Start of INPUT FOR THIS TASK

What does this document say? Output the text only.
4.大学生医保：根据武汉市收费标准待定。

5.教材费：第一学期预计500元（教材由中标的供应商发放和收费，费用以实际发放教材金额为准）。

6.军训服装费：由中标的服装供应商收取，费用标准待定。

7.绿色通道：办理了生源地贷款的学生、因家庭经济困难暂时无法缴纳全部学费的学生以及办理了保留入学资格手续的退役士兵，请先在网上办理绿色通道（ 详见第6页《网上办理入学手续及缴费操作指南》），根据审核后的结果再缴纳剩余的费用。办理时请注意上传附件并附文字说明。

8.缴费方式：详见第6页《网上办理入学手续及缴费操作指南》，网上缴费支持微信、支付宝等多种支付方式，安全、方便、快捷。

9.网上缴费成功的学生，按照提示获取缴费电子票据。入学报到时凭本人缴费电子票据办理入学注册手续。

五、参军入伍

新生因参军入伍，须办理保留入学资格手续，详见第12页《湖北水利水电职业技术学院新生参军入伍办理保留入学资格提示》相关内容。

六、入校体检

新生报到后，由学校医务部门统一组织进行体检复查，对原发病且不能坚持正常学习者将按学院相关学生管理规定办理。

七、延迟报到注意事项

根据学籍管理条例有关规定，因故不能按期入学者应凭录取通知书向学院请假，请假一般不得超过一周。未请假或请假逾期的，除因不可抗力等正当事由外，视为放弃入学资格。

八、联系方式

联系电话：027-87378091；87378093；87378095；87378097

End of INPUT FOR THIS TASK

• [GIVEN INSTRUCTION] Report each line of the material above where the word "网上办理入学手续及缴费操作指南" appears.

• [WORKED ANSWER]
7.绿色通道：办理了生源地贷款的学生、因家庭经济困难暂时无法缴纳全部学费的学生以及办理了保留入学资格手续的退役士兵，请先在网上办理绿色通道（ 详见第6页《网上办理入学手续及缴费操作指南》），根据审核后的结果再缴纳剩余的费用。办理时请注意上传附件并附文字说明。
8.缴费方式：详见第6页《网上办理入学手续及缴费操作指南》，网上缴费支持微信、支付宝等多种支付方式，安全、方便、快捷。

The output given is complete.